### Task goal
Check each line of the data for "need" and select those that have it.

Entries from a dataset:
— begin —

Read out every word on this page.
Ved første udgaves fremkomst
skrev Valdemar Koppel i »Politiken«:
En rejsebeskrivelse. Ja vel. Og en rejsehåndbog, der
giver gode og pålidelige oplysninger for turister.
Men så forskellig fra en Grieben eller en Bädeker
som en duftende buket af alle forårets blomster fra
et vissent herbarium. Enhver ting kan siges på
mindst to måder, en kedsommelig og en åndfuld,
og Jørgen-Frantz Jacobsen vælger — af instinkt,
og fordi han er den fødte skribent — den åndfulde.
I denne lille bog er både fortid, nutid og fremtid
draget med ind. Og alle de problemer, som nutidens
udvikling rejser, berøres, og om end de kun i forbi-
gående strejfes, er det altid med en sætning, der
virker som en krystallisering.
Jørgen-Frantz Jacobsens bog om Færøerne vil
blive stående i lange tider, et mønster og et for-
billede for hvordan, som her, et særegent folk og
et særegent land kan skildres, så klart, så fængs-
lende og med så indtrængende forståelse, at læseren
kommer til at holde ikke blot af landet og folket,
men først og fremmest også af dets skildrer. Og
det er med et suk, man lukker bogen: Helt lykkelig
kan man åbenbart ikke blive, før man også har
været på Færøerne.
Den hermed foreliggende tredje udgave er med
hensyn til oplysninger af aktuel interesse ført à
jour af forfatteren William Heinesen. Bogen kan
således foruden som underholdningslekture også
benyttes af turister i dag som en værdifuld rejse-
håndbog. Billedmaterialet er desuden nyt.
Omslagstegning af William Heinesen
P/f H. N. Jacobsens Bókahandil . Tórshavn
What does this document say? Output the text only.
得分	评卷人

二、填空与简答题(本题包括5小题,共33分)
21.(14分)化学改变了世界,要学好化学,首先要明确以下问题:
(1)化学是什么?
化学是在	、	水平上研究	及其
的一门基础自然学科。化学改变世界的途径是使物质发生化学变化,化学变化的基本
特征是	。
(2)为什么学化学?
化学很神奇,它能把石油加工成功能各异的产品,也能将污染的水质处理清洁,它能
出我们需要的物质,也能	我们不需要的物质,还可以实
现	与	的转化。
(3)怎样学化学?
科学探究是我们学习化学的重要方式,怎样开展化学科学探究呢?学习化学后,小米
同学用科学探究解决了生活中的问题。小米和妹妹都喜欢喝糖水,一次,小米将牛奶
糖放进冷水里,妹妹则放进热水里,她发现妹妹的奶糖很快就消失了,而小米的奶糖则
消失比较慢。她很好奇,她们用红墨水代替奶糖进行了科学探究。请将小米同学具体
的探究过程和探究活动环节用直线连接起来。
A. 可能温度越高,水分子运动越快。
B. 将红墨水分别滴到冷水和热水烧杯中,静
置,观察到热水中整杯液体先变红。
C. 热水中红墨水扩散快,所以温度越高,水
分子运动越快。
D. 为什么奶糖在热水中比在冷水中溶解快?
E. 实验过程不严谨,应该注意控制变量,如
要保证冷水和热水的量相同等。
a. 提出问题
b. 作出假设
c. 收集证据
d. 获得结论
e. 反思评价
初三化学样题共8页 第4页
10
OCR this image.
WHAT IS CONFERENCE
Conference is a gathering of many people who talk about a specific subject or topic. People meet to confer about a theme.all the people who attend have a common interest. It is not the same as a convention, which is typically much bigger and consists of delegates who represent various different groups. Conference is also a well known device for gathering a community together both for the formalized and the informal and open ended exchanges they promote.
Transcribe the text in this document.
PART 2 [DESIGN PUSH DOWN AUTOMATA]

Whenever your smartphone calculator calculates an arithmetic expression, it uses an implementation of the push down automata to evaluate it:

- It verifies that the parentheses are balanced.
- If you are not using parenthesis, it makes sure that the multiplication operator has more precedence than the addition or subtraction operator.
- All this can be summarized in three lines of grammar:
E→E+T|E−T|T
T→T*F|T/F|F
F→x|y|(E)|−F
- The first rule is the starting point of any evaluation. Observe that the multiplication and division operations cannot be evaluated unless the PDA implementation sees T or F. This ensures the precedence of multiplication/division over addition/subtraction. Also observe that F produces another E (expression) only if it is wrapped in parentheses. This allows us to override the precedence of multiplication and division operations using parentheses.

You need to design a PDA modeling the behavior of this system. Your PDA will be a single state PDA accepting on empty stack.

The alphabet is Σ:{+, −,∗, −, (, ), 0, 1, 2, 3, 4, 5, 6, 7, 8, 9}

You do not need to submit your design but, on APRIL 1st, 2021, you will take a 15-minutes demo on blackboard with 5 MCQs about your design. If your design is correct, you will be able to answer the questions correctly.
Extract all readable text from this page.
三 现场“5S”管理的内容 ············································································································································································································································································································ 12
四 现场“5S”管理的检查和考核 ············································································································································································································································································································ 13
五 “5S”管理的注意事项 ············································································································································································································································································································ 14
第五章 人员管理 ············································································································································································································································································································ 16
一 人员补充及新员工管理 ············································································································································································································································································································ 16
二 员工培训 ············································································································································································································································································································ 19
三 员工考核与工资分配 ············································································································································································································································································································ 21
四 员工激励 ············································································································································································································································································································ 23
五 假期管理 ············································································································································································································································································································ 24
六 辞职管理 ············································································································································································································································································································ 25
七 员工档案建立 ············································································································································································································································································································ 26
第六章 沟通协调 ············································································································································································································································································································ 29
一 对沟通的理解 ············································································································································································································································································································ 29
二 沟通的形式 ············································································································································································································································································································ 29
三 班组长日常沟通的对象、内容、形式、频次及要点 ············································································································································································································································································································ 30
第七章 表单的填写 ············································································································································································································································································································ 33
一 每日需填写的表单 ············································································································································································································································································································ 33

— end —

### Response for this exercise
You need to design a PDA modeling the behavior of this system. Your PDA will be a single state PDA accepting on empty stack.
You do not need to submit your design but, on APRIL 1st, 2021, you will take a 15-minutes demo on blackboard with 5 MCQs about your design. If your design is correct, you will be able to answer the questions correctly.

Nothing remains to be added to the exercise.